--- start of Selected passage ---

Mayor of Massa
- In office 31 May 2023 – Incumbent
- In office 26 June 2018 – 3 March 2023
- Preceded by: Alessandro Volpi

Personal details
- Born: 29 November 1965 (age 60) La Spezia, Italy
- Party: Lega
- Alma mater: University of Florence
- Profession: Lawyer

= Francesco Persiani =

Italian politician (born 1965)

Francesco Persiani (born 29 November 1965) is an Italian politician. A member of Lega, he is the mayor of Massa since June 2018. In March 2023, he resigned after the city council passed a motion of no confidence but was re-elected in May 2023.

== Early life and career ==
Born in La Spezia, Persiani was raised in Verona and became a lawyer graduating at University of Florence. He lived in Massa, Tuscany, since 1988. In 1995, he opened his own law firm in Massa. In 2016, he became president of the criminal chamber of the province of Massa-Carrara.

--- end of Selected passage ---

* _Task to carry out_
Output the part of the Francesco Persiani text that begins at the words "Francesco Persiani (born" and stops after "in May 2023.", copying it word for word. The lines that come next were taken from a separate source.

--- start of Raw data ---

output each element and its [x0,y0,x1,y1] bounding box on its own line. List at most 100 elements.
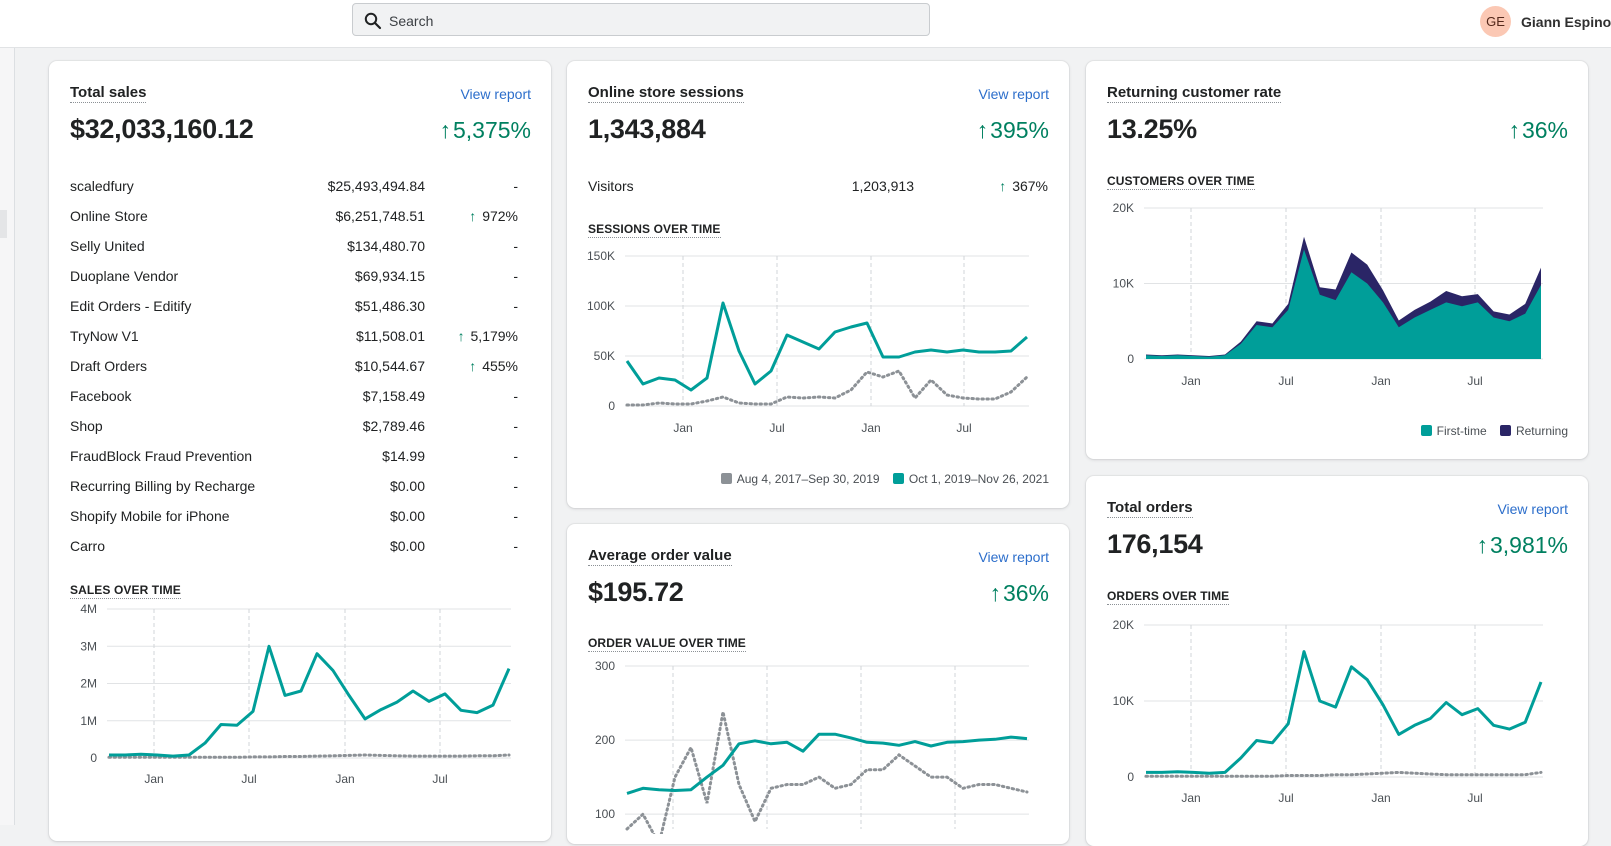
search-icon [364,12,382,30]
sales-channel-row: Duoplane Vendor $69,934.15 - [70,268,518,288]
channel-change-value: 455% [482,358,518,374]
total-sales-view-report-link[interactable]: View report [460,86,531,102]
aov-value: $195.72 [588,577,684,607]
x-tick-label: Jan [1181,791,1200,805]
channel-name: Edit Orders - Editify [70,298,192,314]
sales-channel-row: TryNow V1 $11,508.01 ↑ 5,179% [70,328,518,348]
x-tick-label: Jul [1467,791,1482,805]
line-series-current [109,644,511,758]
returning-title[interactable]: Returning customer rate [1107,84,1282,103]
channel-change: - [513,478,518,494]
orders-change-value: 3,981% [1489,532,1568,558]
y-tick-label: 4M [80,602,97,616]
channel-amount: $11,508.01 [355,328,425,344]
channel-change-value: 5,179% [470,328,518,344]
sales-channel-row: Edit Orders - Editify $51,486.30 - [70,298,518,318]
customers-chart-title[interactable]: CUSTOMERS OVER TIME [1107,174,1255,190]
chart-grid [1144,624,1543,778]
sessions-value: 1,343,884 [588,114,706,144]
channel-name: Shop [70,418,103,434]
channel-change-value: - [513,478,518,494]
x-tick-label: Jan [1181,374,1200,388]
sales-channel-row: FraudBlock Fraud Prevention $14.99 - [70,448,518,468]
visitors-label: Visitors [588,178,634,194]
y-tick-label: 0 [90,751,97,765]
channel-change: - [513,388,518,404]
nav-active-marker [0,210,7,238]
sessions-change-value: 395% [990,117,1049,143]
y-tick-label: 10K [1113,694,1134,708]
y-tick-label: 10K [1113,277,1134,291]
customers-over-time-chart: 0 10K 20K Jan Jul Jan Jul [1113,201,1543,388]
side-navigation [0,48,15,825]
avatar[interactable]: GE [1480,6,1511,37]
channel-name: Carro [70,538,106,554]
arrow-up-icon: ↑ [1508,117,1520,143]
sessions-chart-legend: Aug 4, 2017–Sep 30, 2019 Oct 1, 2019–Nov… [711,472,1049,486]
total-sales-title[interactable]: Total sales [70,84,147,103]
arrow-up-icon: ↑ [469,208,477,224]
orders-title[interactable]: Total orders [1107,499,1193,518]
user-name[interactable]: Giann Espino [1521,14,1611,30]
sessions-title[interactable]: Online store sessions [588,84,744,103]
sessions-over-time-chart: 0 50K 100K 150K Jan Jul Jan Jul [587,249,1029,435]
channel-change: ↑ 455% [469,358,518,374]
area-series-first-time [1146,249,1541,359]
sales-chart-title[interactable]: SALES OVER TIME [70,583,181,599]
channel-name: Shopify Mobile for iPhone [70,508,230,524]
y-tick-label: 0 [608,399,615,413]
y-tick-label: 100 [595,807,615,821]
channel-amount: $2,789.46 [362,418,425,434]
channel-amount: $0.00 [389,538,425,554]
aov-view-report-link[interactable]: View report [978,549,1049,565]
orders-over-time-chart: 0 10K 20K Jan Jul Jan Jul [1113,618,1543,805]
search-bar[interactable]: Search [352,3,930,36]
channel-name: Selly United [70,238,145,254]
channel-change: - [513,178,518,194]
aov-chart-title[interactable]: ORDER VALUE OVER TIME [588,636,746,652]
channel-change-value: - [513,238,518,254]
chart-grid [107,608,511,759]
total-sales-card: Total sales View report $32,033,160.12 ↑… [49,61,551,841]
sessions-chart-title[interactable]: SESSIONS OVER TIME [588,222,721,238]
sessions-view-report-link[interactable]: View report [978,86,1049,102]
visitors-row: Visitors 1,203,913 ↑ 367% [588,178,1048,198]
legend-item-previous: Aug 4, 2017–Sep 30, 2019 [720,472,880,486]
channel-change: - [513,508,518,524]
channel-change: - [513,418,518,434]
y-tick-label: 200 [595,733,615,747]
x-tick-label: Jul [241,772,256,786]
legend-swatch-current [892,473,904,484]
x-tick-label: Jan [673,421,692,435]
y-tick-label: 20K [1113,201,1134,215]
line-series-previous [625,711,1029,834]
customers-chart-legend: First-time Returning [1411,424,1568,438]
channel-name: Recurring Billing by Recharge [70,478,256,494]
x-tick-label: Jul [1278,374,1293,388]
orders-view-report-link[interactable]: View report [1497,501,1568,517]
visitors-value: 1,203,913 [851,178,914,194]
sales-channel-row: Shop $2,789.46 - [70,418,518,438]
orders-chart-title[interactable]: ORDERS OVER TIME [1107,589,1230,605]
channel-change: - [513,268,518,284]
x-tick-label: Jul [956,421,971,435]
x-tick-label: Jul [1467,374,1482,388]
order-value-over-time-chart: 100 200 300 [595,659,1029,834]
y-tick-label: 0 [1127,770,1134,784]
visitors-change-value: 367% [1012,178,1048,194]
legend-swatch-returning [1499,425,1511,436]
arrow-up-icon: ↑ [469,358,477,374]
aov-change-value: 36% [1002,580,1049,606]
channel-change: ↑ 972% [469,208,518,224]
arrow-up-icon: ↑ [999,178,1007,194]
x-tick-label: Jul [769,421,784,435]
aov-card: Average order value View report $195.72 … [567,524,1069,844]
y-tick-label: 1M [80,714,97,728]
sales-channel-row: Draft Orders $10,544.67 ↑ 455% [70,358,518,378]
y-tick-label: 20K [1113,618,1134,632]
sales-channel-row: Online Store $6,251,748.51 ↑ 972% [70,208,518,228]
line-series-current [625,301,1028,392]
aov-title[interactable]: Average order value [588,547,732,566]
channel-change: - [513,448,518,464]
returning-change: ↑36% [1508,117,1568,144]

--- end of Raw data ---

* _Answer to the task_
Francesco Persiani (born 29 November 1965) is an Italian politician. A member of Lega, he is the mayor of Massa since June 2018. In March 2023, he resigned after the city council passed a motion of no confidence but was re-elected in May 2023.